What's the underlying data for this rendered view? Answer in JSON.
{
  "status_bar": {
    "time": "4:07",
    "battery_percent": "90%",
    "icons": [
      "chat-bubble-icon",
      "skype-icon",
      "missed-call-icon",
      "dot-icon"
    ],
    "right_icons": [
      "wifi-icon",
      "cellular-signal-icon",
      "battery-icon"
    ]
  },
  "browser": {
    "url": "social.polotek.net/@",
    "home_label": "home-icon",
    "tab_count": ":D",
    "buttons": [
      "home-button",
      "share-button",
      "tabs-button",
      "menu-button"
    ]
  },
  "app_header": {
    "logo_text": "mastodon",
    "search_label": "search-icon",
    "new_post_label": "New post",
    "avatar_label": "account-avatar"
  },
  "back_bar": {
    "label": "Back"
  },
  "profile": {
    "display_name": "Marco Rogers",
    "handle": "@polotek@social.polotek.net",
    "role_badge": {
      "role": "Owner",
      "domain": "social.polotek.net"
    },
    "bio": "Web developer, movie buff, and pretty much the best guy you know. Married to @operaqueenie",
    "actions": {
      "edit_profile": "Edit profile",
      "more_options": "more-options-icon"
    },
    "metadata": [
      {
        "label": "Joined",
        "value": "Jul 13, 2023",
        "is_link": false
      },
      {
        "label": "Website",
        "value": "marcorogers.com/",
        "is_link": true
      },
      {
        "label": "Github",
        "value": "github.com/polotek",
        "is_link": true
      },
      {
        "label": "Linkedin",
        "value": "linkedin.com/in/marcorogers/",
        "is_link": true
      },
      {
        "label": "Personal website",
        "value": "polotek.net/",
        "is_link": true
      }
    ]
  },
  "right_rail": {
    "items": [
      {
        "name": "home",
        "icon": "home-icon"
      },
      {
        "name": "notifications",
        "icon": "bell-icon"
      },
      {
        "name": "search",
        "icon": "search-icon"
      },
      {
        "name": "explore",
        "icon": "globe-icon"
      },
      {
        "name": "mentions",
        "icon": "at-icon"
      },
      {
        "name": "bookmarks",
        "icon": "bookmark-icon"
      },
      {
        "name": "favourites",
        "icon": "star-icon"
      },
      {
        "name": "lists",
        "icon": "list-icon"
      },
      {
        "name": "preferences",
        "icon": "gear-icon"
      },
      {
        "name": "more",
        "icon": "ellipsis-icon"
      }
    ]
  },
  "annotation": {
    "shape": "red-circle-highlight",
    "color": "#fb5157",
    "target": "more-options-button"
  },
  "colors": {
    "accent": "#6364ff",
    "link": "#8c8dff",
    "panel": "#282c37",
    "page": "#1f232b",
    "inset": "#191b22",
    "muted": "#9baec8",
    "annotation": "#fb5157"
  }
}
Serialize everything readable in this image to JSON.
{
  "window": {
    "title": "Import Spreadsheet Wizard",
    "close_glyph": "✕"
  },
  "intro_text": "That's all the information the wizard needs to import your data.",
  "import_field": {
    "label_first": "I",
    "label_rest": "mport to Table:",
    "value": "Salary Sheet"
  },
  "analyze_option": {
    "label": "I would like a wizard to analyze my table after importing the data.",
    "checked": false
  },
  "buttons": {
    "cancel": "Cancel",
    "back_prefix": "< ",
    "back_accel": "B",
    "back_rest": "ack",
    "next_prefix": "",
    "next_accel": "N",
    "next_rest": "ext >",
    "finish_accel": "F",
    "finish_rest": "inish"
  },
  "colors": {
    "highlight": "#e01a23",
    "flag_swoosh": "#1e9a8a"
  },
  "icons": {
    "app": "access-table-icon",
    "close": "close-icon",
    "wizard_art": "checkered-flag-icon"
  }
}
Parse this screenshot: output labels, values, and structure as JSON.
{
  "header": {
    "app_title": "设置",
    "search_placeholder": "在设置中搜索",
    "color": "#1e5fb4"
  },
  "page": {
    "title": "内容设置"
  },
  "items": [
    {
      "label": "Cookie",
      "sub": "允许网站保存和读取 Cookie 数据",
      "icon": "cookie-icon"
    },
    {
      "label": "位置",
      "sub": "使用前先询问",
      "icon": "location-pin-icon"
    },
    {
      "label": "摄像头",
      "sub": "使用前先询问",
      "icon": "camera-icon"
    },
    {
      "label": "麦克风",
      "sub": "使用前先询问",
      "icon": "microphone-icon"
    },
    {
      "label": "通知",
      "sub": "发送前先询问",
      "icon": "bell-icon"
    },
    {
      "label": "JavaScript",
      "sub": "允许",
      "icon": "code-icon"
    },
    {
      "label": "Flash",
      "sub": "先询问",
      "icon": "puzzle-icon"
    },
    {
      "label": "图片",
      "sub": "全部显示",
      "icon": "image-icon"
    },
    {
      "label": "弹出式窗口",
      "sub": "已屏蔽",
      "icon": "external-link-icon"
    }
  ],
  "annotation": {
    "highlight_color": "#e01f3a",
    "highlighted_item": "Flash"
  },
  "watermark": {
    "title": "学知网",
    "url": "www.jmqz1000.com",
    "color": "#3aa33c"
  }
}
* * * *
* **Set task**:
Your task is to reproduce the whole listing exactly.

* **Written solution**:
What's the underlying data for this rendered view? Answer in JSON.
{
  "status_bar": {
    "time": "4:07",
    "battery_percent": "90%",
    "icons": [
      "chat-bubble-icon",
      "skype-icon",
      "missed-call-icon",
      "dot-icon"
    ],
    "right_icons": [
      "wifi-icon",
      "cellular-signal-icon",
      "battery-icon"
    ]
  },
  "browser": {
    "url": "social.polotek.net/@",
    "home_label": "home-icon",
    "tab_count": ":D",
    "buttons": [
      "home-button",
      "share-button",
      "tabs-button",
      "menu-button"
    ]
  },
  "app_header": {
    "logo_text": "mastodon",
    "search_label": "search-icon",
    "new_post_label": "New post",
    "avatar_label": "account-avatar"
  },
  "back_bar": {
    "label": "Back"
  },
  "profile": {
    "display_name": "Marco Rogers",
    "handle": "@polotek@social.polotek.net",
    "role_badge": {
      "role": "Owner",
      "domain": "social.polotek.net"
    },
    "bio": "Web developer, movie buff, and pretty much the best guy you know. Married to @operaqueenie",
    "actions": {
      "edit_profile": "Edit profile",
      "more_options": "more-options-icon"
    },
    "metadata": [
      {
        "label": "Joined",
        "value": "Jul 13, 2023",
        "is_link": false
      },
      {
        "label": "Website",
        "value": "marcorogers.com/",
        "is_link": true
      },
      {
        "label": "Github",
        "value": "github.com/polotek",
        "is_link": true
      },
      {
        "label": "Linkedin",
        "value": "linkedin.com/in/marcorogers/",
        "is_link": true
      },
      {
        "label": "Personal website",
        "value": "polotek.net/",
        "is_link": true
      }
    ]
  },
  "right_rail": {
    "items": [
      {
        "name": "home",
        "icon": "home-icon"
      },
      {
        "name": "notifications",
        "icon": "bell-icon"
      },
      {
        "name": "search",
        "icon": "search-icon"
      },
      {
        "name": "explore",
        "icon": "globe-icon"
      },
      {
        "name": "mentions",
        "icon": "at-icon"
      },
      {
        "name": "bookmarks",
        "icon": "bookmark-icon"
      },
      {
        "name": "favourites",
        "icon": "star-icon"
      },
      {
        "name": "lists",
        "icon": "list-icon"
      },
      {
        "name": "preferences",
        "icon": "gear-icon"
      },
      {
        "name": "more",
        "icon": "ellipsis-icon"
      }
    ]
  },
  "annotation": {
    "shape": "red-circle-highlight",
    "color": "#fb5157",
    "target": "more-options-button"
  },
  "colors": {
    "accent": "#6364ff",
    "link": "#8c8dff",
    "panel": "#282c37",
    "page": "#1f232b",
    "inset": "#191b22",
    "muted": "#9baec8",
    "annotation": "#fb5157"
  }
}
Serialize everything readable in this image to JSON.
{
  "window": {
    "title": "Import Spreadsheet Wizard",
    "close_glyph": "✕"
  },
  "intro_text": "That's all the information the wizard needs to import your data.",
  "import_field": {
    "label_first": "I",
    "label_rest": "mport to Table:",
    "value": "Salary Sheet"
  },
  "analyze_option": {
    "label": "I would like a wizard to analyze my table after importing the data.",
    "checked": false
  },
  "buttons": {
    "cancel": "Cancel",
    "back_prefix": "< ",
    "back_accel": "B",
    "back_rest": "ack",
    "next_prefix": "",
    "next_accel": "N",
    "next_rest": "ext >",
    "finish_accel": "F",
    "finish_rest": "inish"
  },
  "colors": {
    "highlight": "#e01a23",
    "flag_swoosh": "#1e9a8a"
  },
  "icons": {
    "app": "access-table-icon",
    "close": "close-icon",
    "wizard_art": "checkered-flag-icon"
  }
}
Parse this screenshot: output labels, values, and structure as JSON.
{
  "header": {
    "app_title": "设置",
    "search_placeholder": "在设置中搜索",
    "color": "#1e5fb4"
  },
  "page": {
    "title": "内容设置"
  },
  "items": [
    {
      "label": "Cookie",
      "sub": "允许网站保存和读取 Cookie 数据",
      "icon": "cookie-icon"
    },
    {
      "label": "位置",
      "sub": "使用前先询问",
      "icon": "location-pin-icon"
    },
    {
      "label": "摄像头",
      "sub": "使用前先询问",
      "icon": "camera-icon"
    },
    {
      "label": "麦克风",
      "sub": "使用前先询问",
      "icon": "microphone-icon"
    },
    {
      "label": "通知",
      "sub": "发送前先询问",
      "icon": "bell-icon"
    },
    {
      "label": "JavaScript",
      "sub": "允许",
      "icon": "code-icon"
    },
    {
      "label": "Flash",
      "sub": "先询问",
      "icon": "puzzle-icon"
    },
    {
      "label": "图片",
      "sub": "全部显示",
      "icon": "image-icon"
    },
    {
      "label": "弹出式窗口",
      "sub": "已屏蔽",
      "icon": "external-link-icon"
    }
  ],
  "annotation": {
    "highlight_color": "#e01f3a",
    "highlighted_item": "Flash"
  },
  "watermark": {
    "title": "学知网",
    "url": "www.jmqz1000.com",
    "color": "#3aa33c"
  }
}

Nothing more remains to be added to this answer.